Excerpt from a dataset
-----
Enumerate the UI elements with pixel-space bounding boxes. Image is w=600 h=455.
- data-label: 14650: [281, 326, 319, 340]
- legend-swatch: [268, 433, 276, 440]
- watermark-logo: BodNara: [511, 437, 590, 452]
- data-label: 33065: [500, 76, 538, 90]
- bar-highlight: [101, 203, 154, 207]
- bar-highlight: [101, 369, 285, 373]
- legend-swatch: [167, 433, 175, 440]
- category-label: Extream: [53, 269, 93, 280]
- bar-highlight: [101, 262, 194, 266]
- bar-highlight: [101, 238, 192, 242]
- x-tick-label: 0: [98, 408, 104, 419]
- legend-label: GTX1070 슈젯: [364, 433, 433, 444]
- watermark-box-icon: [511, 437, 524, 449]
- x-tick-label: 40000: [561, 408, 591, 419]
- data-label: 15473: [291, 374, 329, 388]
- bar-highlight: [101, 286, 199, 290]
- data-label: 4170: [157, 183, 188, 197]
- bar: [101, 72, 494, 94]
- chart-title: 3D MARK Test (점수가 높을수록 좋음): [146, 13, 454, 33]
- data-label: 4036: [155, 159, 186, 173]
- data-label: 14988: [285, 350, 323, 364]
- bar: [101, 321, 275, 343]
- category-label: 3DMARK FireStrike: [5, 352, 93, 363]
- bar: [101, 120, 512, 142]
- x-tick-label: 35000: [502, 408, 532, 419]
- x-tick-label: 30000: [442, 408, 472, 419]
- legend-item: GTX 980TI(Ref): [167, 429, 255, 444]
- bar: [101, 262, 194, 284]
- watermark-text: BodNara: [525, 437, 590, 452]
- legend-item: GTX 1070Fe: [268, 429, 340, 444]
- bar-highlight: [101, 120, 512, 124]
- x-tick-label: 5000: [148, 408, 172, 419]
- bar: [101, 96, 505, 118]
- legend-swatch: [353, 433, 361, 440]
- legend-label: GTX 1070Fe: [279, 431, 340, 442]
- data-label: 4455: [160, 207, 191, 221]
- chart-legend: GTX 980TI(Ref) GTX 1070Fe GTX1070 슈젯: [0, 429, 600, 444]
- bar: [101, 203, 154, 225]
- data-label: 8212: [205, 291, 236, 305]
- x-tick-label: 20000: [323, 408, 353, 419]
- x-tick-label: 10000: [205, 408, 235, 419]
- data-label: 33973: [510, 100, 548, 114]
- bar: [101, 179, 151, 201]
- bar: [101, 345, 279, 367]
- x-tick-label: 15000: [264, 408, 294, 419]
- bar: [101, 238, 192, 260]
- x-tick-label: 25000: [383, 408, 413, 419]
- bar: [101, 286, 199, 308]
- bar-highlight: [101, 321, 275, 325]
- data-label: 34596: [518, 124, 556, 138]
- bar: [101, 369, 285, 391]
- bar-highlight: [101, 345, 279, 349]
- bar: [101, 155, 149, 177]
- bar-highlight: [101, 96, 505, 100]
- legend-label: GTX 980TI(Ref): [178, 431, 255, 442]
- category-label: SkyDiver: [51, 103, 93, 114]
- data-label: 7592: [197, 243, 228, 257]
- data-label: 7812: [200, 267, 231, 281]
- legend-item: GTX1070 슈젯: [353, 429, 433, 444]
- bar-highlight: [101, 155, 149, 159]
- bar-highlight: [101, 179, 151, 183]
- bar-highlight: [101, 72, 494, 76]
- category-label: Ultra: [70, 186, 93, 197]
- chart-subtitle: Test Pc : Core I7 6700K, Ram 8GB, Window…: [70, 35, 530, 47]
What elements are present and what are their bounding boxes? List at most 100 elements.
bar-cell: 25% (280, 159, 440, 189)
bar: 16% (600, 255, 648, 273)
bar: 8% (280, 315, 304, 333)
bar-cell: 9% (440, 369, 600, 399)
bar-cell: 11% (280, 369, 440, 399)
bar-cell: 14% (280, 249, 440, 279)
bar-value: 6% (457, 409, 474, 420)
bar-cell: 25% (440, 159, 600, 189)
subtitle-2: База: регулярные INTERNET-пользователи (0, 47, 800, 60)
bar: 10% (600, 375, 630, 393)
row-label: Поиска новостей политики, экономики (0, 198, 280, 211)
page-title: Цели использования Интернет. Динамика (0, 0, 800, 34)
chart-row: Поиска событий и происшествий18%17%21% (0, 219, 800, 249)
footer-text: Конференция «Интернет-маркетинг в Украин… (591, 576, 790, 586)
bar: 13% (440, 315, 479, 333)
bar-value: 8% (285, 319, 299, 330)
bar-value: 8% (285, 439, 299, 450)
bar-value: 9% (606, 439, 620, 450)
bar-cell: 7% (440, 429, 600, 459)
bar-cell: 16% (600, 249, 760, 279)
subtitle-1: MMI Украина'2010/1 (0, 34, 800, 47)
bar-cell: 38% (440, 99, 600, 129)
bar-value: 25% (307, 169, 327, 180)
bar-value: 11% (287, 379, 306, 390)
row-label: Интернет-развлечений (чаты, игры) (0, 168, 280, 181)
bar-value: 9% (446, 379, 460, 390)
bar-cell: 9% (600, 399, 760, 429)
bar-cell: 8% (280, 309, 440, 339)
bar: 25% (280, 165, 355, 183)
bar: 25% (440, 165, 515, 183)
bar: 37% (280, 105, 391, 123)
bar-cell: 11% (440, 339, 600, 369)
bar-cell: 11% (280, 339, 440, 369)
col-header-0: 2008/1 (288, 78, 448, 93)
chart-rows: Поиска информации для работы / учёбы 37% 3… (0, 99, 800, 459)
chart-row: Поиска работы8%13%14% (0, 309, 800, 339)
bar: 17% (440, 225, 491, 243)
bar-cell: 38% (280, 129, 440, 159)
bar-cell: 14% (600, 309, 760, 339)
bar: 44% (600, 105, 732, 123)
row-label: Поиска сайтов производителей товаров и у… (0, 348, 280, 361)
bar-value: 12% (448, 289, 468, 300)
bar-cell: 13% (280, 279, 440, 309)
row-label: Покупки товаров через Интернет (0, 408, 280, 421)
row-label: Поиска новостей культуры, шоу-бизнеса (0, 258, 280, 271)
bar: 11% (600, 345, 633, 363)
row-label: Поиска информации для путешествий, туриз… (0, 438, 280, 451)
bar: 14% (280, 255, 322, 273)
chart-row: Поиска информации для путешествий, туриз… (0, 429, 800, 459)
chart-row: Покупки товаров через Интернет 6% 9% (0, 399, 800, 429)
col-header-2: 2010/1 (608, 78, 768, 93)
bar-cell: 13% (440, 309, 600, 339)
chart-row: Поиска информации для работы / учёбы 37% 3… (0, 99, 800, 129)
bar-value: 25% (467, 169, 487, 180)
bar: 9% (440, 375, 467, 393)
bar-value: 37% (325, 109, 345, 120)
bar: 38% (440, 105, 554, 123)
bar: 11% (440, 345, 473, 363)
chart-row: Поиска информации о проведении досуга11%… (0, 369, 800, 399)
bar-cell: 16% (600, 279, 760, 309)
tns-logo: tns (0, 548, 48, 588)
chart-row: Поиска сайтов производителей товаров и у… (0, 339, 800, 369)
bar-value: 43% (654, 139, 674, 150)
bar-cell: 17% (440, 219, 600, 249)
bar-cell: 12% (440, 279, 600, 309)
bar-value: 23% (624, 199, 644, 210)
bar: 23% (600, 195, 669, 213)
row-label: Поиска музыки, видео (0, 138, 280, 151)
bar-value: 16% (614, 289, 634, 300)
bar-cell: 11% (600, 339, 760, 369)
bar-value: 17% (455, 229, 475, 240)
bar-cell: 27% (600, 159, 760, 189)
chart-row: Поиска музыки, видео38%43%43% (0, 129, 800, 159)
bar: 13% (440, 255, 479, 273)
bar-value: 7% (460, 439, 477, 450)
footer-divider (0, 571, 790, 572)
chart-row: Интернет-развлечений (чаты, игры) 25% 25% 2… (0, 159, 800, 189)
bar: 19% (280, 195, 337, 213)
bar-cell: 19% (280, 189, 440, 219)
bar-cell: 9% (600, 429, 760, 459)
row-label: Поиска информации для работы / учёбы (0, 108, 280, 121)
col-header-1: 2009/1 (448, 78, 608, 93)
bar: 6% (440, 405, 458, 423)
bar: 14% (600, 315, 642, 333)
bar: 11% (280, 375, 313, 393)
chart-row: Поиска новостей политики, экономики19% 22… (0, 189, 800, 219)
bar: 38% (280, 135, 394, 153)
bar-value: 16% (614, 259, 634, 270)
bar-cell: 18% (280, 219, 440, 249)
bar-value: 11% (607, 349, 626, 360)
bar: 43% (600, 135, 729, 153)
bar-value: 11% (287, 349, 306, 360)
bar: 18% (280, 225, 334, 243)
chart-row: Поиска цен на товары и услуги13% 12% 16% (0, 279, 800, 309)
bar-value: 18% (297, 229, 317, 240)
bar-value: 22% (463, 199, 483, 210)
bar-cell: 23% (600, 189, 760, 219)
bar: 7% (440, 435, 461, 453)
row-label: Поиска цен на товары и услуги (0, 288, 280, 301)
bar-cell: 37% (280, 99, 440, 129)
-----
Request = Lay out the lines of the entries as a JSON list of strings, one string per line and no blank lines, starting with the first line and ending with the line that contains "- bar-highlight: [101, 203, 154, 207]".

Expected output =
[
  "Enumerate the UI elements with pixel-space bounding boxes. Image is w=600 h=455.",
  "- data-label: 14650: [281, 326, 319, 340]",
  "- legend-swatch: [268, 433, 276, 440]",
  "- watermark-logo: BodNara: [511, 437, 590, 452]",
  "- data-label: 33065: [500, 76, 538, 90]",
  "- bar-highlight: [101, 203, 154, 207]"
]